# Start of RECORDS

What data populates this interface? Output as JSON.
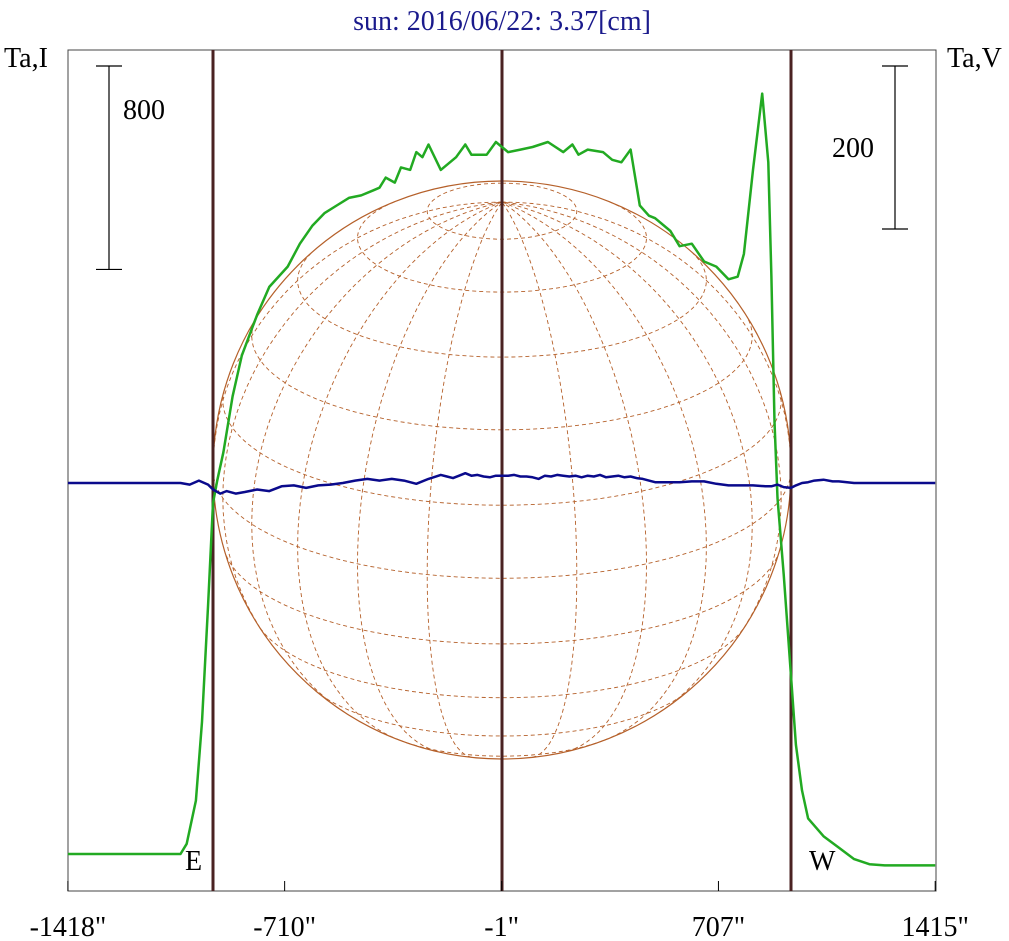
{
  "chart_data": {
    "type": "line",
    "title": "sun: 2016/06/22: 3.37[cm]",
    "left_axis_label": "Ta,I",
    "right_axis_label": "Ta,V",
    "left_scale_bar": {
      "value": 800,
      "label": "800"
    },
    "right_scale_bar": {
      "value": 200,
      "label": "200"
    },
    "x_unit": "arcsec",
    "xlim": [
      -1418,
      1415
    ],
    "x_ticks": [
      {
        "value": -1418,
        "label": "-1418\""
      },
      {
        "value": -710,
        "label": "-710\""
      },
      {
        "value": -1,
        "label": "-1\""
      },
      {
        "value": 707,
        "label": "707\""
      },
      {
        "value": 1415,
        "label": "1415\""
      }
    ],
    "limb_markers": [
      {
        "x": -944,
        "label": "E"
      },
      {
        "x": 0,
        "label": ""
      },
      {
        "x": 944,
        "label": "W"
      }
    ],
    "solar_disk": {
      "center_x": 0,
      "radius": 944,
      "grid": true
    },
    "series": [
      {
        "name": "Ta,I",
        "axis": "left",
        "color": "#22aa22",
        "x": [
          -1418,
          -1050,
          -1030,
          -1000,
          -980,
          -960,
          -944,
          -930,
          -910,
          -880,
          -850,
          -800,
          -760,
          -700,
          -660,
          -620,
          -580,
          -540,
          -500,
          -460,
          -420,
          -400,
          -380,
          -350,
          -330,
          -300,
          -280,
          -260,
          -240,
          -200,
          -150,
          -120,
          -100,
          -50,
          -20,
          20,
          60,
          100,
          150,
          200,
          230,
          250,
          280,
          330,
          360,
          390,
          420,
          450,
          480,
          500,
          550,
          580,
          620,
          660,
          700,
          740,
          770,
          790,
          820,
          850,
          870,
          880,
          890,
          900,
          920,
          944,
          960,
          980,
          1000,
          1050,
          1100,
          1150,
          1200,
          1250,
          1300,
          1415
        ],
        "values": [
          0,
          0,
          40,
          210,
          520,
          980,
          1380,
          1470,
          1580,
          1800,
          1960,
          2120,
          2230,
          2310,
          2400,
          2470,
          2520,
          2550,
          2580,
          2590,
          2610,
          2620,
          2660,
          2640,
          2700,
          2690,
          2760,
          2740,
          2790,
          2690,
          2740,
          2790,
          2750,
          2750,
          2800,
          2760,
          2770,
          2780,
          2800,
          2760,
          2790,
          2750,
          2770,
          2760,
          2730,
          2720,
          2770,
          2550,
          2510,
          2500,
          2450,
          2390,
          2400,
          2330,
          2310,
          2260,
          2270,
          2360,
          2690,
          2990,
          2720,
          2270,
          1700,
          1400,
          1100,
          700,
          430,
          250,
          140,
          70,
          25,
          -20,
          -40,
          -45,
          -45,
          -45
        ]
      },
      {
        "name": "Ta,V",
        "axis": "right",
        "color": "#0a0a8c",
        "x": [
          -1418,
          -1050,
          -1020,
          -990,
          -960,
          -944,
          -920,
          -900,
          -870,
          -840,
          -800,
          -760,
          -720,
          -680,
          -640,
          -600,
          -560,
          -520,
          -480,
          -440,
          -400,
          -360,
          -320,
          -280,
          -240,
          -200,
          -180,
          -160,
          -140,
          -120,
          -100,
          -80,
          -60,
          -40,
          -20,
          0,
          20,
          40,
          60,
          80,
          100,
          120,
          140,
          160,
          180,
          200,
          220,
          240,
          260,
          280,
          300,
          320,
          340,
          360,
          380,
          400,
          420,
          440,
          460,
          480,
          500,
          540,
          580,
          620,
          660,
          700,
          740,
          780,
          820,
          860,
          880,
          900,
          920,
          944,
          960,
          980,
          1000,
          1020,
          1050,
          1080,
          1100,
          1150,
          1200,
          1300,
          1415
        ],
        "values": [
          0,
          0,
          -2,
          3,
          -2,
          -8,
          -13,
          -10,
          -13,
          -11,
          -8,
          -10,
          -4,
          -3,
          -6,
          -3,
          -2,
          0,
          3,
          5,
          3,
          5,
          3,
          -1,
          5,
          10,
          8,
          6,
          9,
          12,
          9,
          10,
          8,
          7,
          9,
          9,
          9,
          10,
          8,
          8,
          7,
          5,
          9,
          8,
          10,
          9,
          8,
          9,
          7,
          9,
          8,
          10,
          7,
          8,
          9,
          7,
          8,
          6,
          5,
          3,
          1,
          1,
          1,
          2,
          2,
          -1,
          -3,
          -3,
          -3,
          -4,
          -4,
          -2,
          -5,
          -6,
          -3,
          0,
          1,
          3,
          4,
          2,
          2,
          0,
          0,
          0,
          0
        ]
      }
    ]
  }
}
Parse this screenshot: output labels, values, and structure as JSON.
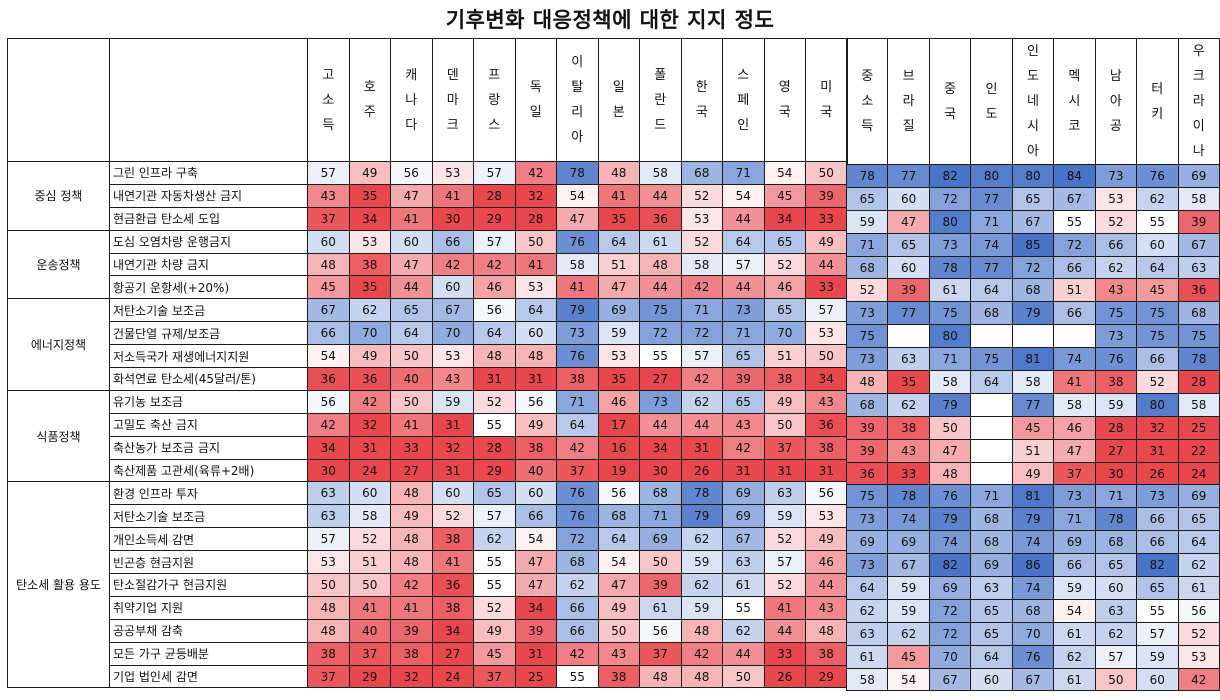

# End of RECORDS

### [TASK DETAILS]
Print the full listing exactly, dropping the pictures.

### [FULL SOLUTION]
What data populates this interface? Output as JSON.
{
  "chart_data": {
    "type": "line",
    "title": "sun: 2016/06/22: 3.37[cm]",
    "left_axis_label": "Ta,I",
    "right_axis_label": "Ta,V",
    "left_scale_bar": {
      "value": 800,
      "label": "800"
    },
    "right_scale_bar": {
      "value": 200,
      "label": "200"
    },
    "x_unit": "arcsec",
    "xlim": [
      -1418,
      1415
    ],
    "x_ticks": [
      {
        "value": -1418,
        "label": "-1418\""
      },
      {
        "value": -710,
        "label": "-710\""
      },
      {
        "value": -1,
        "label": "-1\""
      },
      {
        "value": 707,
        "label": "707\""
      },
      {
        "value": 1415,
        "label": "1415\""
      }
    ],
    "limb_markers": [
      {
        "x": -944,
        "label": "E"
      },
      {
        "x": 0,
        "label": ""
      },
      {
        "x": 944,
        "label": "W"
      }
    ],
    "solar_disk": {
      "center_x": 0,
      "radius": 944,
      "grid": true
    },
    "series": [
      {
        "name": "Ta,I",
        "axis": "left",
        "color": "#22aa22",
        "x": [
          -1418,
          -1050,
          -1030,
          -1000,
          -980,
          -960,
          -944,
          -930,
          -910,
          -880,
          -850,
          -800,
          -760,
          -700,
          -660,
          -620,
          -580,
          -540,
          -500,
          -460,
          -420,
          -400,
          -380,
          -350,
          -330,
          -300,
          -280,
          -260,
          -240,
          -200,
          -150,
          -120,
          -100,
          -50,
          -20,
          20,
          60,
          100,
          150,
          200,
          230,
          250,
          280,
          330,
          360,
          390,
          420,
          450,
          480,
          500,
          550,
          580,
          620,
          660,
          700,
          740,
          770,
          790,
          820,
          850,
          870,
          880,
          890,
          900,
          920,
          944,
          960,
          980,
          1000,
          1050,
          1100,
          1150,
          1200,
          1250,
          1300,
          1415
        ],
        "values": [
          0,
          0,
          40,
          210,
          520,
          980,
          1380,
          1470,
          1580,
          1800,
          1960,
          2120,
          2230,
          2310,
          2400,
          2470,
          2520,
          2550,
          2580,
          2590,
          2610,
          2620,
          2660,
          2640,
          2700,
          2690,
          2760,
          2740,
          2790,
          2690,
          2740,
          2790,
          2750,
          2750,
          2800,
          2760,
          2770,
          2780,
          2800,
          2760,
          2790,
          2750,
          2770,
          2760,
          2730,
          2720,
          2770,
          2550,
          2510,
          2500,
          2450,
          2390,
          2400,
          2330,
          2310,
          2260,
          2270,
          2360,
          2690,
          2990,
          2720,
          2270,
          1700,
          1400,
          1100,
          700,
          430,
          250,
          140,
          70,
          25,
          -20,
          -40,
          -45,
          -45,
          -45
        ]
      },
      {
        "name": "Ta,V",
        "axis": "right",
        "color": "#0a0a8c",
        "x": [
          -1418,
          -1050,
          -1020,
          -990,
          -960,
          -944,
          -920,
          -900,
          -870,
          -840,
          -800,
          -760,
          -720,
          -680,
          -640,
          -600,
          -560,
          -520,
          -480,
          -440,
          -400,
          -360,
          -320,
          -280,
          -240,
          -200,
          -180,
          -160,
          -140,
          -120,
          -100,
          -80,
          -60,
          -40,
          -20,
          0,
          20,
          40,
          60,
          80,
          100,
          120,
          140,
          160,
          180,
          200,
          220,
          240,
          260,
          280,
          300,
          320,
          340,
          360,
          380,
          400,
          420,
          440,
          460,
          480,
          500,
          540,
          580,
          620,
          660,
          700,
          740,
          780,
          820,
          860,
          880,
          900,
          920,
          944,
          960,
          980,
          1000,
          1020,
          1050,
          1080,
          1100,
          1150,
          1200,
          1300,
          1415
        ],
        "values": [
          0,
          0,
          -2,
          3,
          -2,
          -8,
          -13,
          -10,
          -13,
          -11,
          -8,
          -10,
          -4,
          -3,
          -6,
          -3,
          -2,
          0,
          3,
          5,
          3,
          5,
          3,
          -1,
          5,
          10,
          8,
          6,
          9,
          12,
          9,
          10,
          8,
          7,
          9,
          9,
          9,
          10,
          8,
          8,
          7,
          5,
          9,
          8,
          10,
          9,
          8,
          9,
          7,
          9,
          8,
          10,
          7,
          8,
          9,
          7,
          8,
          6,
          5,
          3,
          1,
          1,
          1,
          2,
          2,
          -1,
          -3,
          -3,
          -3,
          -4,
          -4,
          -2,
          -5,
          -6,
          -3,
          0,
          1,
          3,
          4,
          2,
          2,
          0,
          0,
          0,
          0
        ]
      }
    ]
  }
}
Parse this screenshot: output labels, values, and structure as JSON.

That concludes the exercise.